Stated task
Your answer should be one number: how many lines of the records hold the string "kinds".

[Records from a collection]
## START
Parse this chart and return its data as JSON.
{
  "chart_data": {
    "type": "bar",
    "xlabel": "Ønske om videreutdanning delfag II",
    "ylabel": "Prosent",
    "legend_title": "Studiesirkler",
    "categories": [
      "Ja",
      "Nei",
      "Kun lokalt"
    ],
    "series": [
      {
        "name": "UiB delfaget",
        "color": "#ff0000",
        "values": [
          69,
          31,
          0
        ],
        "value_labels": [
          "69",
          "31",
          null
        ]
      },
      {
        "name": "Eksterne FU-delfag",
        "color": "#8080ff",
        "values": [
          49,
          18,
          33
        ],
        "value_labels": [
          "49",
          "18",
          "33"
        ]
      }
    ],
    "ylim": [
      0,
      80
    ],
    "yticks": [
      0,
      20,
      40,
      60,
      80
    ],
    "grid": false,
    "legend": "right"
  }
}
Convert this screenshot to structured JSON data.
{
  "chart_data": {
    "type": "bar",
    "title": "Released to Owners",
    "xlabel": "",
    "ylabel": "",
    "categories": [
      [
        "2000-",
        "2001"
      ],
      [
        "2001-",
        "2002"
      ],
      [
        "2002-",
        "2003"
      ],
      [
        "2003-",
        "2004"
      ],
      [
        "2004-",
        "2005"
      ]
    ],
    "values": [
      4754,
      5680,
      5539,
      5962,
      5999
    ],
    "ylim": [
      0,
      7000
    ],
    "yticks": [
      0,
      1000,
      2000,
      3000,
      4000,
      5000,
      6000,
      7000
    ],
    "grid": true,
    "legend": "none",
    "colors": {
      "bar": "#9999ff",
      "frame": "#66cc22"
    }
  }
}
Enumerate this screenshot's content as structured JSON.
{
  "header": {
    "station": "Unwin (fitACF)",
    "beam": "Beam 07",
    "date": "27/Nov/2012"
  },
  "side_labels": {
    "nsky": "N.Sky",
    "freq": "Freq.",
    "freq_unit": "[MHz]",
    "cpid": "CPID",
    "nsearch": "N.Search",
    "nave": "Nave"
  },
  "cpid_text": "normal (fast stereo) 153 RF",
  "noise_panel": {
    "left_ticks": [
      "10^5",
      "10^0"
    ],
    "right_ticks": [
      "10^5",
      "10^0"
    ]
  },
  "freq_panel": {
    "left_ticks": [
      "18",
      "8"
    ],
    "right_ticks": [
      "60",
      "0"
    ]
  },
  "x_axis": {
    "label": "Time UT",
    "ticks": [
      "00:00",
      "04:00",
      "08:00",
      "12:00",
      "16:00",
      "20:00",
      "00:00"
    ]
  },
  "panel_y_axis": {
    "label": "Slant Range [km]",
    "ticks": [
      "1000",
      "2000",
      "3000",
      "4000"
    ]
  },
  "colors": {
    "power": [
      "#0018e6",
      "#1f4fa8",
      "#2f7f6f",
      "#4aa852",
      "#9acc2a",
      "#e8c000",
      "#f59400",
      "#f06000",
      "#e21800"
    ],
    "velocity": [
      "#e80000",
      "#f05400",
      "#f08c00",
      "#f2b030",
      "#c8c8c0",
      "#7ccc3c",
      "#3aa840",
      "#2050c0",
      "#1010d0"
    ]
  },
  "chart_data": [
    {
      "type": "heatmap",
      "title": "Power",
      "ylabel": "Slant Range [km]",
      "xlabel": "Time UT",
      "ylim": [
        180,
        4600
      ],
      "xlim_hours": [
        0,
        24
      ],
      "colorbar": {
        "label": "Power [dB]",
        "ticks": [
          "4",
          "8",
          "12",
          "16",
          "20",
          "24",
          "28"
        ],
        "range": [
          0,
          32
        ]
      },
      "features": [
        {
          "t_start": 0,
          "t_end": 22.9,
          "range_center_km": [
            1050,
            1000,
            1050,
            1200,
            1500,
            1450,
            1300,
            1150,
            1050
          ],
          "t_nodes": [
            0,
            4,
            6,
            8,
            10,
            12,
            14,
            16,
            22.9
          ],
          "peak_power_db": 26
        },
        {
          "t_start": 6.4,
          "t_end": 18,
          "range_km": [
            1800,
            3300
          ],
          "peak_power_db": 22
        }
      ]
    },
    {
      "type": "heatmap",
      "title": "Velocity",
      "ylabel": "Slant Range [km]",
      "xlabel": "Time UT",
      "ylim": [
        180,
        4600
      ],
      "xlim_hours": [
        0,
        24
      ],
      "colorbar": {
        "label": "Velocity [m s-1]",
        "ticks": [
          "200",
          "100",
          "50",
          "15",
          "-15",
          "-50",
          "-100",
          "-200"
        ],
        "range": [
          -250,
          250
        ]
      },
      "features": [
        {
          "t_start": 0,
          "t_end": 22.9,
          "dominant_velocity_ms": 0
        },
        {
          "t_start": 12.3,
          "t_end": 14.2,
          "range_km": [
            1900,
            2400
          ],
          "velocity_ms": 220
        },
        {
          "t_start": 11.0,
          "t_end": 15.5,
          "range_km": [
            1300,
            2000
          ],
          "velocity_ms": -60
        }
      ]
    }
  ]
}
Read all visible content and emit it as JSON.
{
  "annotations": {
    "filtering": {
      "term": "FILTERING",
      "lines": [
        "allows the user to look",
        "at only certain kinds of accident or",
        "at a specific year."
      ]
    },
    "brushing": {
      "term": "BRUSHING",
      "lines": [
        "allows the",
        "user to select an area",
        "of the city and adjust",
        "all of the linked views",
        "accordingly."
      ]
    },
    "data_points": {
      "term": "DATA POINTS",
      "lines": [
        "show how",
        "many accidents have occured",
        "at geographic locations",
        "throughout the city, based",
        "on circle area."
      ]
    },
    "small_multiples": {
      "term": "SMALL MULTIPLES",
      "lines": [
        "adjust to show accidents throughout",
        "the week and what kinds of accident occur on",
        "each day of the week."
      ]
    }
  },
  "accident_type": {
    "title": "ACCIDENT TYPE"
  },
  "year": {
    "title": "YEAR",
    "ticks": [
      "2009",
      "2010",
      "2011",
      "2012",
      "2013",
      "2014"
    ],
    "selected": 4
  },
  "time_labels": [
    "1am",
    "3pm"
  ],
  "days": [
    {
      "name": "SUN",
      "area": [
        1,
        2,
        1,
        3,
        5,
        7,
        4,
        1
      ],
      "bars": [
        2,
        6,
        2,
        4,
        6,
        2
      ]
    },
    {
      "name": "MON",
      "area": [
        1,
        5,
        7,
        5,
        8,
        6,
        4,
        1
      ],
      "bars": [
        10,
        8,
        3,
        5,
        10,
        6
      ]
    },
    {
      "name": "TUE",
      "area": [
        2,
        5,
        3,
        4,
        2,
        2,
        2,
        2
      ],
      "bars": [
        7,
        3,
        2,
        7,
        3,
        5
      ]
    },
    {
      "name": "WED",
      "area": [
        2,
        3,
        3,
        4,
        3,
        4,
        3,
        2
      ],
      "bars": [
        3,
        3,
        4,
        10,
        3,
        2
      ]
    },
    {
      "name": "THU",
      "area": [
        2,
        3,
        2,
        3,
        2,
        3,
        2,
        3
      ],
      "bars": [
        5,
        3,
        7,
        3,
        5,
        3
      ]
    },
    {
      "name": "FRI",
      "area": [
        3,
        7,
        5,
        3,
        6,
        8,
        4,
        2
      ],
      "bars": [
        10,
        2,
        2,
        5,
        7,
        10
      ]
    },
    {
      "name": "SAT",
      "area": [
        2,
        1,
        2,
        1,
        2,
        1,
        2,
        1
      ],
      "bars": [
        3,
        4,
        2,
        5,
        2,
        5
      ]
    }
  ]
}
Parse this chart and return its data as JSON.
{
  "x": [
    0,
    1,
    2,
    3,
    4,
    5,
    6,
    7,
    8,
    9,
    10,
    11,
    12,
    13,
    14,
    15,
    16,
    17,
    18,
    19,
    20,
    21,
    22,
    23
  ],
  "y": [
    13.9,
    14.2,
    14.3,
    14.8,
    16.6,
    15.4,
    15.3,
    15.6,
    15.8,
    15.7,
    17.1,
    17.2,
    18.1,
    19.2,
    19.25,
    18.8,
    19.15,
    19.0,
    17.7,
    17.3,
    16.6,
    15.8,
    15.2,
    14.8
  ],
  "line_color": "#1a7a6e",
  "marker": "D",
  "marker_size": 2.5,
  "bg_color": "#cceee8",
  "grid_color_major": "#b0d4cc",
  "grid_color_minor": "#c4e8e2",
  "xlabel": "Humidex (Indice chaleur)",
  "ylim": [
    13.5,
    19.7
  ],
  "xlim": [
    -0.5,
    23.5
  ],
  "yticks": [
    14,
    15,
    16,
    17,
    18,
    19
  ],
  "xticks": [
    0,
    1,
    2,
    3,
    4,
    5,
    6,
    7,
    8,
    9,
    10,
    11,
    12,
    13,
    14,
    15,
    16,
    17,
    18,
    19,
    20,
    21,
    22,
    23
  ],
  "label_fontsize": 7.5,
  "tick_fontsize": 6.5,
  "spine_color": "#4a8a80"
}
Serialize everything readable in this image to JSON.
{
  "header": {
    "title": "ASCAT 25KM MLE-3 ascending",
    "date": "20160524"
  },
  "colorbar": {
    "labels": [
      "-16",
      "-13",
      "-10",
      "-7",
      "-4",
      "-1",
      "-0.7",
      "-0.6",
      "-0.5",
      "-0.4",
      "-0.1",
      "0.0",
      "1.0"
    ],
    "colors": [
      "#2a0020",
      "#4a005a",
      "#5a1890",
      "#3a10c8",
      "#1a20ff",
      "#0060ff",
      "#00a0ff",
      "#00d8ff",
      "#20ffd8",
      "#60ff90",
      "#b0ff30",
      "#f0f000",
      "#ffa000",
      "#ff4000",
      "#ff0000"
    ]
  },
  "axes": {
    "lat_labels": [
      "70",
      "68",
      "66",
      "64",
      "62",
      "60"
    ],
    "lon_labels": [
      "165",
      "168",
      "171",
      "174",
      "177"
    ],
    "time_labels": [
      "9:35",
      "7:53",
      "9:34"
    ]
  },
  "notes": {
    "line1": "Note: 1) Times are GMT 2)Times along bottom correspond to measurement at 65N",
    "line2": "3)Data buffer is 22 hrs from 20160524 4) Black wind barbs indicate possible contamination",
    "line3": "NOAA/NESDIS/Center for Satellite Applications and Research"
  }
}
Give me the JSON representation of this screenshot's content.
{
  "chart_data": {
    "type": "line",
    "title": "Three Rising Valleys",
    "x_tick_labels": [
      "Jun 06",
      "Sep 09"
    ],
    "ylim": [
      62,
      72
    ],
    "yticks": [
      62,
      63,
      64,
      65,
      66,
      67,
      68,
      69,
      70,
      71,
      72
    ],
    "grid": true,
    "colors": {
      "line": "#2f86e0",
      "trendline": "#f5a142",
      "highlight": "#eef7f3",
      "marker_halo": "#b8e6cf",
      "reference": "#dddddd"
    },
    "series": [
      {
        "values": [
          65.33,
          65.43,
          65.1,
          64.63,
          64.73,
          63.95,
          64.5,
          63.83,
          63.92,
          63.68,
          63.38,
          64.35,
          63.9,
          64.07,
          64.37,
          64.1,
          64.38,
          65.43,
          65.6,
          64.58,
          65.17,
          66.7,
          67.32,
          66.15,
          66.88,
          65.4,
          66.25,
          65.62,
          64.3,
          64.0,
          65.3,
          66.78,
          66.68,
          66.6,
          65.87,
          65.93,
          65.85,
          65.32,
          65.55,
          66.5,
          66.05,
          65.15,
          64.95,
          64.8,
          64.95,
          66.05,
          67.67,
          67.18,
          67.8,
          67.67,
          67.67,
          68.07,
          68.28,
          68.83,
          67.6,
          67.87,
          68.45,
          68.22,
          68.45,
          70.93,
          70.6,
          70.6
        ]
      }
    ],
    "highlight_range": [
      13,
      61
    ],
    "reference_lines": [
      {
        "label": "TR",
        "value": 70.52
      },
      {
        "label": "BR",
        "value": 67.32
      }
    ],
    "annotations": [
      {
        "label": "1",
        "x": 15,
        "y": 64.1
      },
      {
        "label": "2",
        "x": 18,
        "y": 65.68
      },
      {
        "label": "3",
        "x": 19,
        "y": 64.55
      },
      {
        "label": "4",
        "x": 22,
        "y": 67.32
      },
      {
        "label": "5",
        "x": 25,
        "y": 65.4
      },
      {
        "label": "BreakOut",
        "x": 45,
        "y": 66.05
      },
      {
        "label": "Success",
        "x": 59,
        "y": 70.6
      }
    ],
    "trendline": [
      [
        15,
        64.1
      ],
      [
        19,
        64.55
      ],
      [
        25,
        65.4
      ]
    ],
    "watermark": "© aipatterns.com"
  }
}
## END
Exercise answer
2